- _THE EXERCISE_
Skip the pictures. Repeat everything else in the records word for word.

- _DATA LISTING_
*****

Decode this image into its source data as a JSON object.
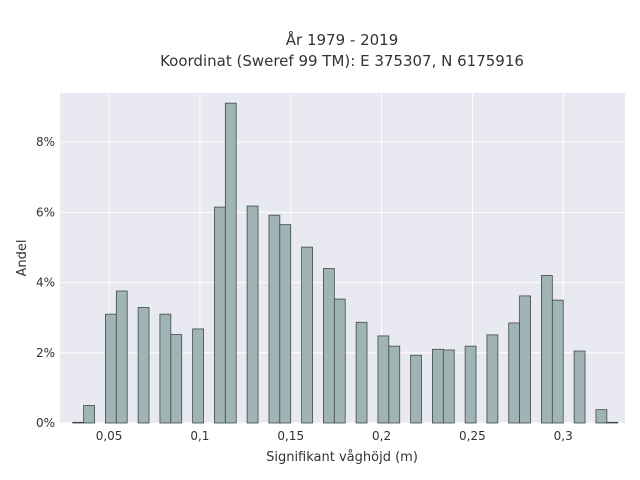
{
  "chart_data": {
    "type": "bar",
    "title": "År 1979 - 2019",
    "subtitle": "Koordinat (Sweref 99 TM): E 375307, N 6175916",
    "xlabel": "Signifikant våghöjd (m)",
    "ylabel": "Andel",
    "xlim": [
      0.023,
      0.334
    ],
    "ylim": [
      0,
      9.4
    ],
    "grid": true,
    "x_ticks": [
      0.05,
      0.1,
      0.15,
      0.2,
      0.25,
      0.3
    ],
    "x_tick_labels": [
      "0,05",
      "0,1",
      "0,15",
      "0,2",
      "0,25",
      "0,3"
    ],
    "y_ticks": [
      0,
      2,
      4,
      6,
      8
    ],
    "y_tick_labels": [
      "0%",
      "2%",
      "4%",
      "6%",
      "8%"
    ],
    "bin_width": 0.006,
    "x": [
      0.033,
      0.039,
      0.045,
      0.051,
      0.057,
      0.063,
      0.069,
      0.075,
      0.081,
      0.087,
      0.093,
      0.099,
      0.105,
      0.111,
      0.117,
      0.123,
      0.129,
      0.135,
      0.141,
      0.147,
      0.153,
      0.159,
      0.165,
      0.171,
      0.177,
      0.183,
      0.189,
      0.195,
      0.201,
      0.207,
      0.213,
      0.219,
      0.225,
      0.231,
      0.237,
      0.243,
      0.249,
      0.255,
      0.261,
      0.267,
      0.273,
      0.279,
      0.285,
      0.291,
      0.297,
      0.303,
      0.309,
      0.315,
      0.321,
      0.327
    ],
    "values": [
      0.02,
      0.5,
      0,
      3.1,
      3.76,
      0,
      3.29,
      0,
      3.1,
      2.52,
      0,
      2.68,
      0,
      6.15,
      9.11,
      0,
      6.18,
      0,
      5.92,
      5.65,
      0,
      5.01,
      0,
      4.4,
      3.53,
      0,
      2.87,
      0,
      2.48,
      2.19,
      0,
      1.93,
      0,
      2.1,
      2.08,
      0,
      2.19,
      0,
      2.51,
      0,
      2.85,
      3.62,
      0,
      4.2,
      3.5,
      0,
      2.05,
      0,
      0.38,
      0.02
    ]
  }
}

*****

- _FINISHED EXERCISE_
Decode this image into its source data as a JSON object.
{
  "chart_data": {
    "type": "bar",
    "title": "År 1979 - 2019",
    "subtitle": "Koordinat (Sweref 99 TM): E 375307, N 6175916",
    "xlabel": "Signifikant våghöjd (m)",
    "ylabel": "Andel",
    "xlim": [
      0.023,
      0.334
    ],
    "ylim": [
      0,
      9.4
    ],
    "grid": true,
    "x_ticks": [
      0.05,
      0.1,
      0.15,
      0.2,
      0.25,
      0.3
    ],
    "x_tick_labels": [
      "0,05",
      "0,1",
      "0,15",
      "0,2",
      "0,25",
      "0,3"
    ],
    "y_ticks": [
      0,
      2,
      4,
      6,
      8
    ],
    "y_tick_labels": [
      "0%",
      "2%",
      "4%",
      "6%",
      "8%"
    ],
    "bin_width": 0.006,
    "x": [
      0.033,
      0.039,
      0.045,
      0.051,
      0.057,
      0.063,
      0.069,
      0.075,
      0.081,
      0.087,
      0.093,
      0.099,
      0.105,
      0.111,
      0.117,
      0.123,
      0.129,
      0.135,
      0.141,
      0.147,
      0.153,
      0.159,
      0.165,
      0.171,
      0.177,
      0.183,
      0.189,
      0.195,
      0.201,
      0.207,
      0.213,
      0.219,
      0.225,
      0.231,
      0.237,
      0.243,
      0.249,
      0.255,
      0.261,
      0.267,
      0.273,
      0.279,
      0.285,
      0.291,
      0.297,
      0.303,
      0.309,
      0.315,
      0.321,
      0.327
    ],
    "values": [
      0.02,
      0.5,
      0,
      3.1,
      3.76,
      0,
      3.29,
      0,
      3.1,
      2.52,
      0,
      2.68,
      0,
      6.15,
      9.11,
      0,
      6.18,
      0,
      5.92,
      5.65,
      0,
      5.01,
      0,
      4.4,
      3.53,
      0,
      2.87,
      0,
      2.48,
      2.19,
      0,
      1.93,
      0,
      2.1,
      2.08,
      0,
      2.19,
      0,
      2.51,
      0,
      2.85,
      3.62,
      0,
      4.2,
      3.5,
      0,
      2.05,
      0,
      0.38,
      0.02
    ]
  }
}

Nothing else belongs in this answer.